### DATA FOR THIS EXERCISE

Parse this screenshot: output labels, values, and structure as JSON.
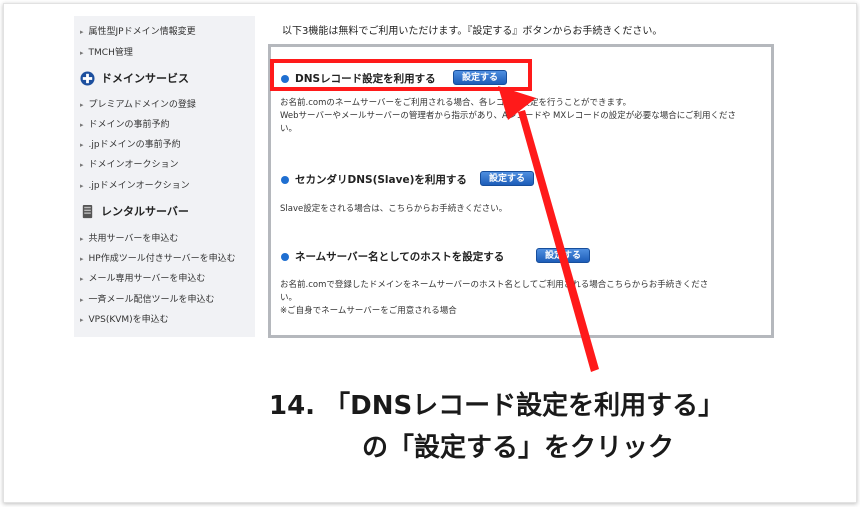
{
  "sidebar": {
    "top_items": [
      "属性型JPドメイン情報変更",
      "TMCH管理"
    ],
    "domain_section": {
      "title": "ドメインサービス",
      "items": [
        "プレミアムドメインの登録",
        "ドメインの事前予約",
        ".jpドメインの事前予約",
        "ドメインオークション",
        ".jpドメインオークション"
      ]
    },
    "server_section": {
      "title": "レンタルサーバー",
      "items": [
        "共用サーバーを申込む",
        "HP作成ツール付きサーバーを申込む",
        "メール専用サーバーを申込む",
        "一斉メール配信ツールを申込む",
        "VPS(KVM)を申込む"
      ]
    }
  },
  "main": {
    "intro": "以下3機能は無料でご利用いただけます。『設定する』ボタンからお手続きください。",
    "sections": [
      {
        "title": "DNSレコード設定を利用する",
        "button": "設定する",
        "lines": [
          "お名前.comのネームサーバーをご利用される場合、各レコード設定を行うことができます。",
          "Webサーバーやメールサーバーの管理者から指示があり、Aレコードや MXレコードの設定が必要な場合にご利用くださ",
          "い。"
        ]
      },
      {
        "title": "セカンダリDNS(Slave)を利用する",
        "button": "設定する",
        "lines": [
          "Slave設定をされる場合は、こちらからお手続きください。"
        ]
      },
      {
        "title": "ネームサーバー名としてのホストを設定する",
        "button": "設定する",
        "lines": [
          "お名前.comで登録したドメインをネームサーバーのホスト名としてご利用される場合こちらからお手続きくださ",
          "い。",
          "※ご自身でネームサーバーをご用意される場合"
        ]
      }
    ]
  },
  "annotation": {
    "line1": "14. 「DNSレコード設定を利用する」",
    "line2": "の「設定する」をクリック"
  },
  "colors": {
    "accent": "#1f6fd1",
    "highlight": "#ff1a1a"
  }
}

######

■ **INSTRUCTION**:
Go through the data and gather every line that holds "title".

■ **RIGHT ANSWER**:
      "title": "ドメインサービス",
      "title": "レンタルサーバー",
        "title": "DNSレコード設定を利用する",
        "title": "セカンダリDNS(Slave)を利用する",
        "title": "ネームサーバー名としてのホストを設定する",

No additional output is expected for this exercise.